[Stored data entries]
⟨

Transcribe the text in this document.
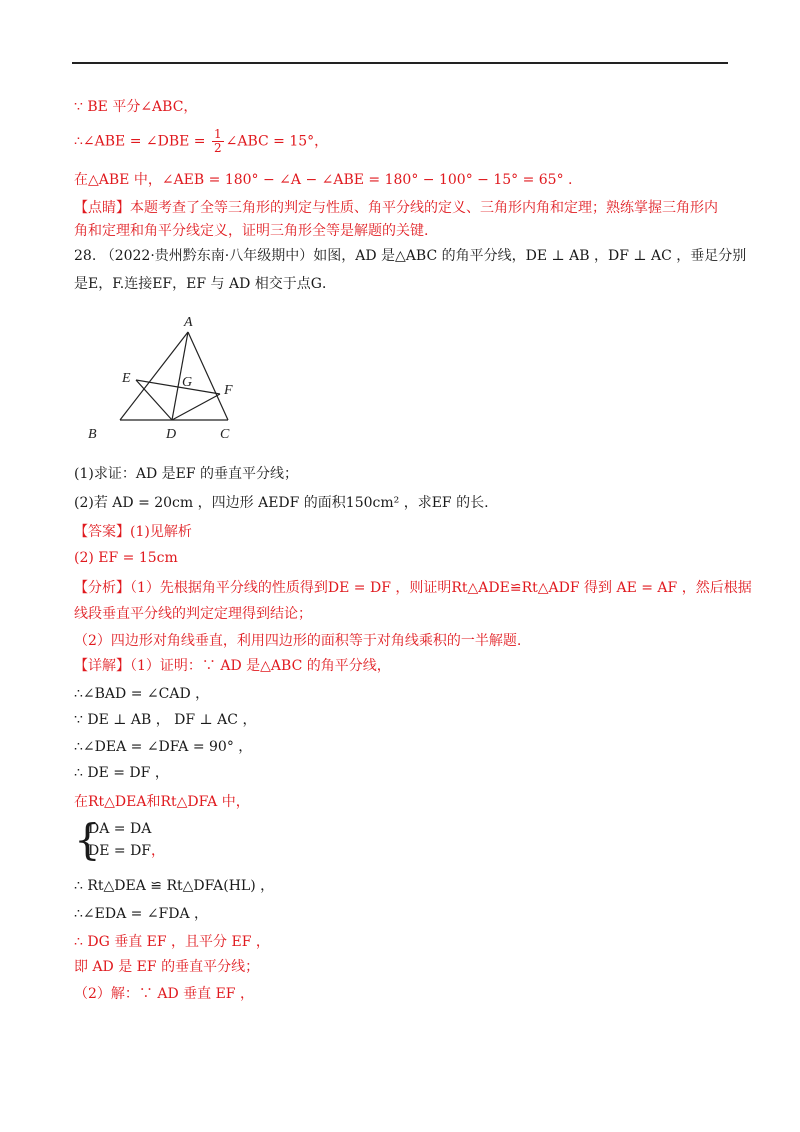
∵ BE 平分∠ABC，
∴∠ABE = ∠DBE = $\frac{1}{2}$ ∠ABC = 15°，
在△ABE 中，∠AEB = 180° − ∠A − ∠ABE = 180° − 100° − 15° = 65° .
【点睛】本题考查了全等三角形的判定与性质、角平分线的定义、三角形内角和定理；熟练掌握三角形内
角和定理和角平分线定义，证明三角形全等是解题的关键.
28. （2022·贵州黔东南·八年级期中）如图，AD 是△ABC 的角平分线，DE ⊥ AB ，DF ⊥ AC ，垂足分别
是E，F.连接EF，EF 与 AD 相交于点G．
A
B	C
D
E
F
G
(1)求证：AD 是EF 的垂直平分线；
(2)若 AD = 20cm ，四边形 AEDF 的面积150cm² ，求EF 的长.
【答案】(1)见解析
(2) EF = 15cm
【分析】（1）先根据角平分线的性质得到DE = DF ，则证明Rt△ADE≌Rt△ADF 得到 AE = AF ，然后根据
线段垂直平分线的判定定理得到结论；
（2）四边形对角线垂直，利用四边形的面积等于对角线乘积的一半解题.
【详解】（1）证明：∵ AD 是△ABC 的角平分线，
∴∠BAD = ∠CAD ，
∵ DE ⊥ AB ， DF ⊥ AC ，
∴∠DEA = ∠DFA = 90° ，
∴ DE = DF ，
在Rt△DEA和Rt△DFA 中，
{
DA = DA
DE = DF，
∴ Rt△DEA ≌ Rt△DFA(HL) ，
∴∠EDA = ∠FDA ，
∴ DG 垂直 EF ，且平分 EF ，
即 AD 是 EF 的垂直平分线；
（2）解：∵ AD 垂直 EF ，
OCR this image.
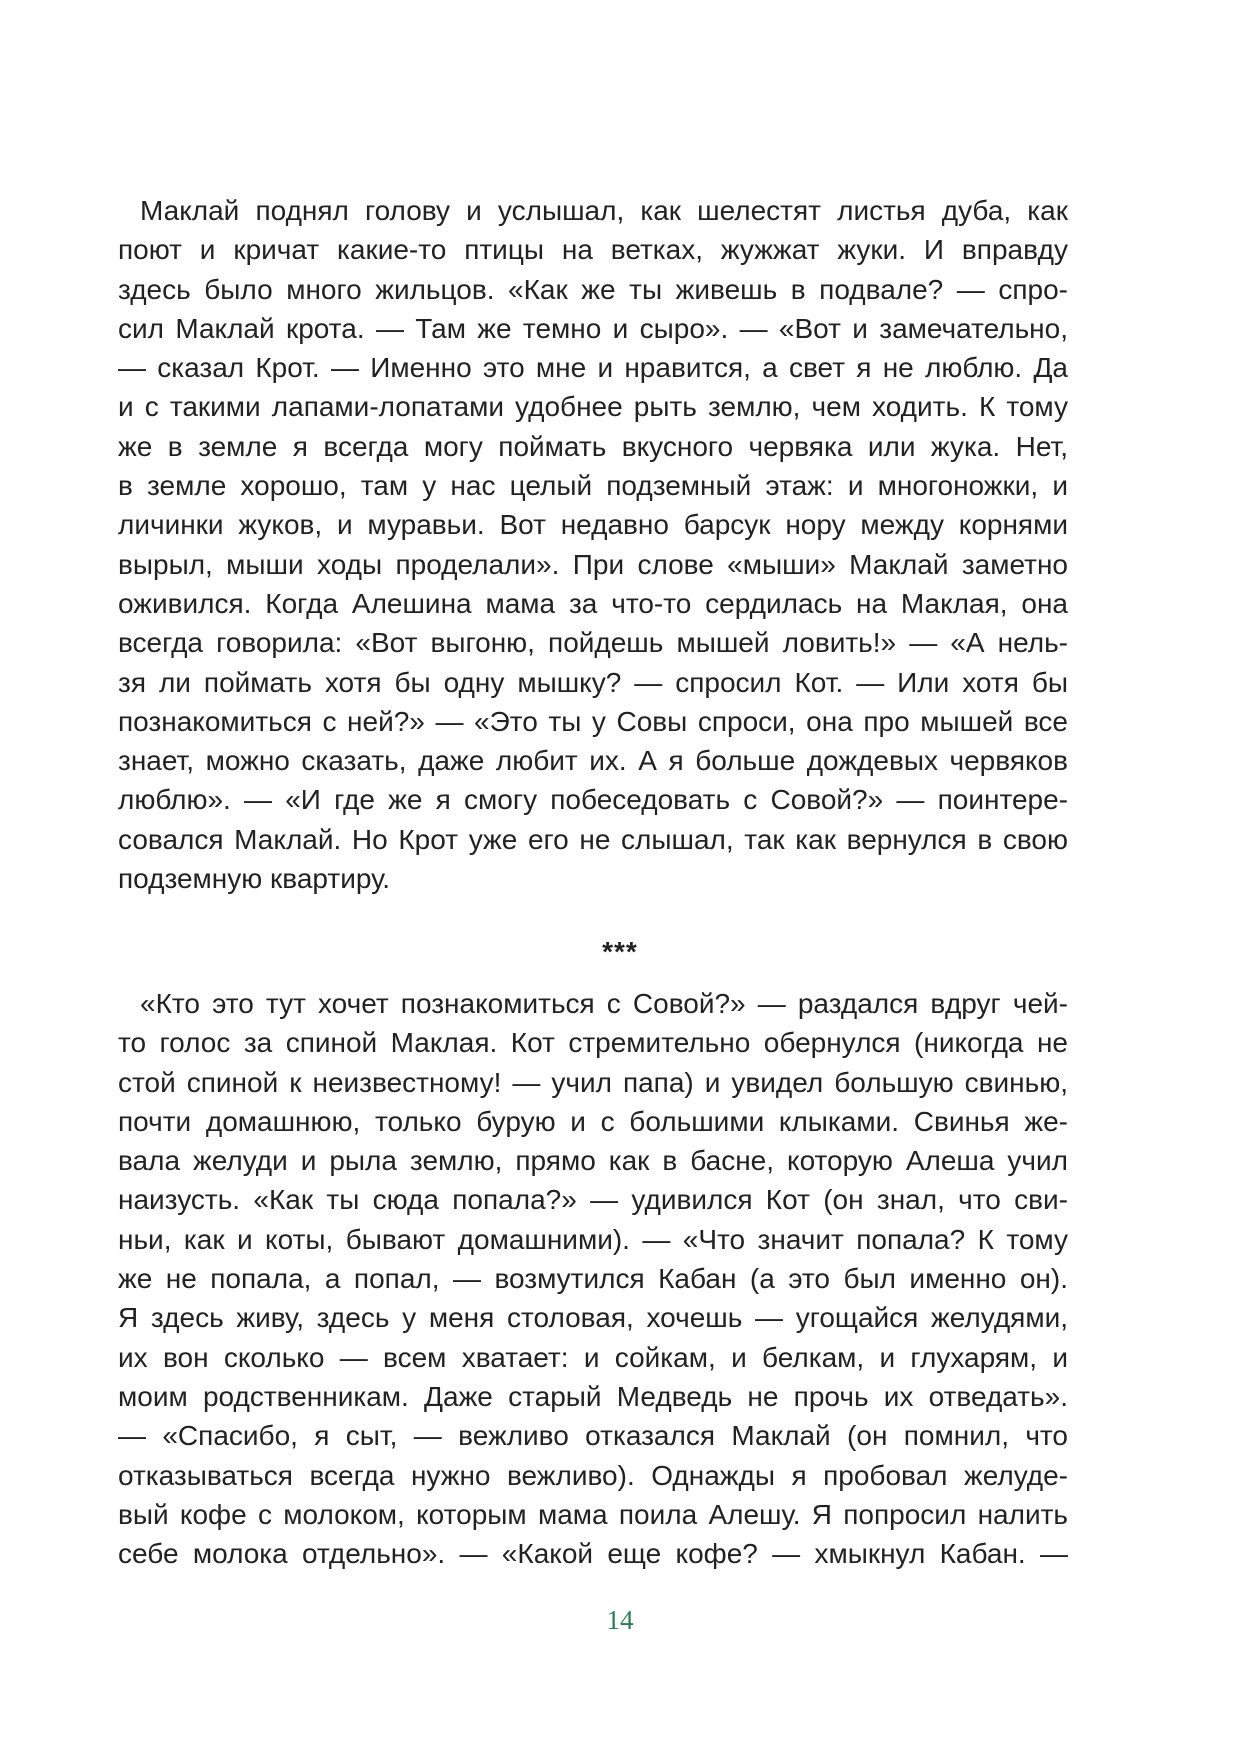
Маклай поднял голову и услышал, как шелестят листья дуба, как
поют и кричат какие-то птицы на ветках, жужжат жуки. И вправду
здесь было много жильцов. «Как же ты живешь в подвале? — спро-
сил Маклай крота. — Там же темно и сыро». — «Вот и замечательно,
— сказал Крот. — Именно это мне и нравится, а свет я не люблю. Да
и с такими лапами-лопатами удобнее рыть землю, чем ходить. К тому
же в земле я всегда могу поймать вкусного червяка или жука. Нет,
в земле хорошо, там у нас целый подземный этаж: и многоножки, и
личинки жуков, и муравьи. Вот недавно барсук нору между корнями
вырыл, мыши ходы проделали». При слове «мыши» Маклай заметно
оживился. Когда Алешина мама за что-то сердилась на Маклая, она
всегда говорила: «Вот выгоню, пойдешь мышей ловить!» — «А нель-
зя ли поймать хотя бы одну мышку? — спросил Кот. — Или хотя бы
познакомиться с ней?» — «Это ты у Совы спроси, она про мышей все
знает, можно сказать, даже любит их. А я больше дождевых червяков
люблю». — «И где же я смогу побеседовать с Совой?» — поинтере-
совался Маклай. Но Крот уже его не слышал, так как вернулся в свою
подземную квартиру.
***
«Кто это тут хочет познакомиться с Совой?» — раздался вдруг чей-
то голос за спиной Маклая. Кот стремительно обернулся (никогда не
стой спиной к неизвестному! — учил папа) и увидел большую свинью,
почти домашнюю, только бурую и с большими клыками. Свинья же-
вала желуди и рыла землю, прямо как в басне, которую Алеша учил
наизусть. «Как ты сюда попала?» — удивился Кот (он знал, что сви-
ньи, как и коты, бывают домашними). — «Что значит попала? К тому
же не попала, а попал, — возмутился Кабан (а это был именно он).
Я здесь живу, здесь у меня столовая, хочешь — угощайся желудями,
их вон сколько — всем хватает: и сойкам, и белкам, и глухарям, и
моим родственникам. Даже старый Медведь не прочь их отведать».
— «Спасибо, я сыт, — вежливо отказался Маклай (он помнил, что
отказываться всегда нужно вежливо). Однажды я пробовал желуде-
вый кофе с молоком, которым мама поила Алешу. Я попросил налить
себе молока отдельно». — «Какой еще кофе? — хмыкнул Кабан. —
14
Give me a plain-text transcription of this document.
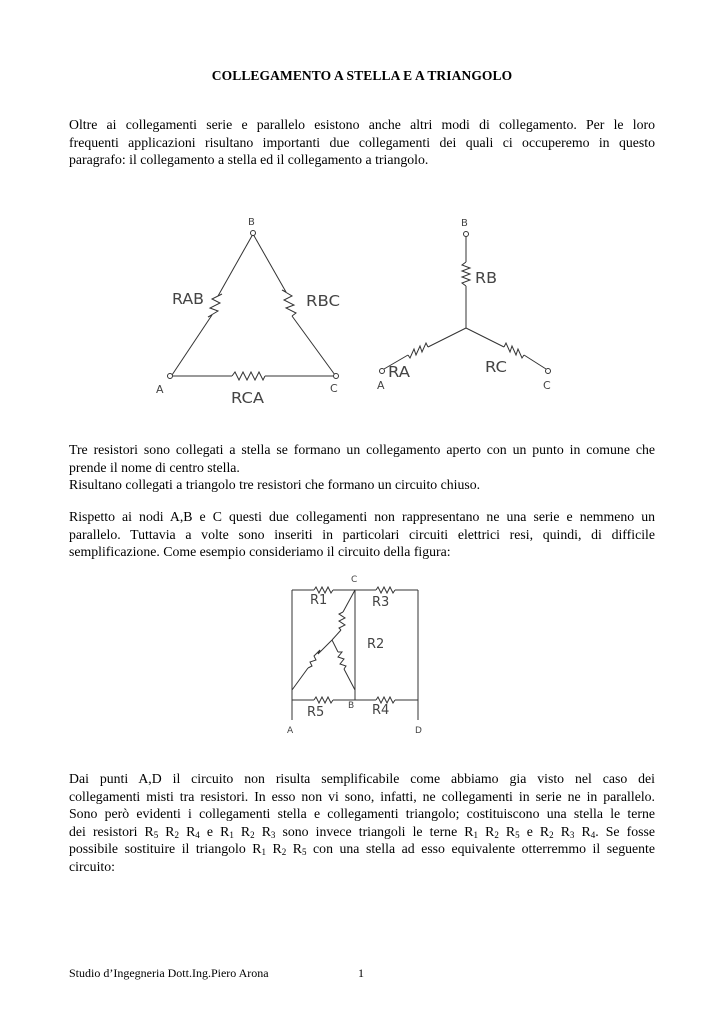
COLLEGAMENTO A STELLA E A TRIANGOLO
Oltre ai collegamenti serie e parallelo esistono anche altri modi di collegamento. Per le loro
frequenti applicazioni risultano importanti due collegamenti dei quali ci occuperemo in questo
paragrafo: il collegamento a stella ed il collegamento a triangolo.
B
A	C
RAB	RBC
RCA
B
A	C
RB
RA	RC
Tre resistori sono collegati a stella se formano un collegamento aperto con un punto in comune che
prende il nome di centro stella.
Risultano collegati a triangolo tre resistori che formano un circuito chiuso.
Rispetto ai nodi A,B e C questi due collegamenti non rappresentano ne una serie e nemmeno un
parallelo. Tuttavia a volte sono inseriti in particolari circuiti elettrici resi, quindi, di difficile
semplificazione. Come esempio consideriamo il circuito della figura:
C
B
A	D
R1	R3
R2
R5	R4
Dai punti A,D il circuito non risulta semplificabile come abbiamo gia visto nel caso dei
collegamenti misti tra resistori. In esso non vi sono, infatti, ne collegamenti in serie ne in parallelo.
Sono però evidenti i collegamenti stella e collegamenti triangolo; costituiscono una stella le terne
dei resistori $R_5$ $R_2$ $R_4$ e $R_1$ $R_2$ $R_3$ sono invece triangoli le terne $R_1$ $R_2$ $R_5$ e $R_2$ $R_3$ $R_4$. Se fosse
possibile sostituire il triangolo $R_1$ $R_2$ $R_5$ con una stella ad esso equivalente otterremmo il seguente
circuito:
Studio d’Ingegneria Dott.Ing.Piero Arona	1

⟩

Can you retype every record above exactly, leaving out the pictures?

-- Correct result --
Transcribe the text in this document.
∵ BE 平分∠ABC，
∴∠ABE = ∠DBE = $\frac{1}{2}$ ∠ABC = 15°，
在△ABE 中，∠AEB = 180° − ∠A − ∠ABE = 180° − 100° − 15° = 65° .
【点睛】本题考查了全等三角形的判定与性质、角平分线的定义、三角形内角和定理；熟练掌握三角形内
角和定理和角平分线定义，证明三角形全等是解题的关键.
28. （2022·贵州黔东南·八年级期中）如图，AD 是△ABC 的角平分线，DE ⊥ AB ，DF ⊥ AC ，垂足分别
是E，F.连接EF，EF 与 AD 相交于点G．
A
B	C
D
E
F
G
(1)求证：AD 是EF 的垂直平分线；
(2)若 AD = 20cm ，四边形 AEDF 的面积150cm² ，求EF 的长.
【答案】(1)见解析
(2) EF = 15cm
【分析】（1）先根据角平分线的性质得到DE = DF ，则证明Rt△ADE≌Rt△ADF 得到 AE = AF ，然后根据
线段垂直平分线的判定定理得到结论；
（2）四边形对角线垂直，利用四边形的面积等于对角线乘积的一半解题.
【详解】（1）证明：∵ AD 是△ABC 的角平分线，
∴∠BAD = ∠CAD ，
∵ DE ⊥ AB ， DF ⊥ AC ，
∴∠DEA = ∠DFA = 90° ，
∴ DE = DF ，
在Rt△DEA和Rt△DFA 中，
{
DA = DA
DE = DF，
∴ Rt△DEA ≌ Rt△DFA(HL) ，
∴∠EDA = ∠FDA ，
∴ DG 垂直 EF ，且平分 EF ，
即 AD 是 EF 的垂直平分线；
（2）解：∵ AD 垂直 EF ，
OCR this image.
Маклай поднял голову и услышал, как шелестят листья дуба, как
поют и кричат какие-то птицы на ветках, жужжат жуки. И вправду
здесь было много жильцов. «Как же ты живешь в подвале? — спро-
сил Маклай крота. — Там же темно и сыро». — «Вот и замечательно,
— сказал Крот. — Именно это мне и нравится, а свет я не люблю. Да
и с такими лапами-лопатами удобнее рыть землю, чем ходить. К тому
же в земле я всегда могу поймать вкусного червяка или жука. Нет,
в земле хорошо, там у нас целый подземный этаж: и многоножки, и
личинки жуков, и муравьи. Вот недавно барсук нору между корнями
вырыл, мыши ходы проделали». При слове «мыши» Маклай заметно
оживился. Когда Алешина мама за что-то сердилась на Маклая, она
всегда говорила: «Вот выгоню, пойдешь мышей ловить!» — «А нель-
зя ли поймать хотя бы одну мышку? — спросил Кот. — Или хотя бы
познакомиться с ней?» — «Это ты у Совы спроси, она про мышей все
знает, можно сказать, даже любит их. А я больше дождевых червяков
люблю». — «И где же я смогу побеседовать с Совой?» — поинтере-
совался Маклай. Но Крот уже его не слышал, так как вернулся в свою
подземную квартиру.
***
«Кто это тут хочет познакомиться с Совой?» — раздался вдруг чей-
то голос за спиной Маклая. Кот стремительно обернулся (никогда не
стой спиной к неизвестному! — учил папа) и увидел большую свинью,
почти домашнюю, только бурую и с большими клыками. Свинья же-
вала желуди и рыла землю, прямо как в басне, которую Алеша учил
наизусть. «Как ты сюда попала?» — удивился Кот (он знал, что сви-
ньи, как и коты, бывают домашними). — «Что значит попала? К тому
же не попала, а попал, — возмутился Кабан (а это был именно он).
Я здесь живу, здесь у меня столовая, хочешь — угощайся желудями,
их вон сколько — всем хватает: и сойкам, и белкам, и глухарям, и
моим родственникам. Даже старый Медведь не прочь их отведать».
— «Спасибо, я сыт, — вежливо отказался Маклай (он помнил, что
отказываться всегда нужно вежливо). Однажды я пробовал желуде-
вый кофе с молоком, которым мама поила Алешу. Я попросил налить
себе молока отдельно». — «Какой еще кофе? — хмыкнул Кабан. —
14
Give me a plain-text transcription of this document.
COLLEGAMENTO A STELLA E A TRIANGOLO
Oltre ai collegamenti serie e parallelo esistono anche altri modi di collegamento. Per le loro
frequenti applicazioni risultano importanti due collegamenti dei quali ci occuperemo in questo
paragrafo: il collegamento a stella ed il collegamento a triangolo.
B
A	C
RAB	RBC
RCA
B
A	C
RB
RA	RC
Tre resistori sono collegati a stella se formano un collegamento aperto con un punto in comune che
prende il nome di centro stella.
Risultano collegati a triangolo tre resistori che formano un circuito chiuso.
Rispetto ai nodi A,B e C questi due collegamenti non rappresentano ne una serie e nemmeno un
parallelo. Tuttavia a volte sono inseriti in particolari circuiti elettrici resi, quindi, di difficile
semplificazione. Come esempio consideriamo il circuito della figura:
C
B
A	D
R1	R3
R2
R5	R4
Dai punti A,D il circuito non risulta semplificabile come abbiamo gia visto nel caso dei
collegamenti misti tra resistori. In esso non vi sono, infatti, ne collegamenti in serie ne in parallelo.
Sono però evidenti i collegamenti stella e collegamenti triangolo; costituiscono una stella le terne
dei resistori $R_5$ $R_2$ $R_4$ e $R_1$ $R_2$ $R_3$ sono invece triangoli le terne $R_1$ $R_2$ $R_5$ e $R_2$ $R_3$ $R_4$. Se fosse
possibile sostituire il triangolo $R_1$ $R_2$ $R_5$ con una stella ad esso equivalente otterremmo il seguente
circuito:
Studio d’Ingegneria Dott.Ing.Piero Arona	1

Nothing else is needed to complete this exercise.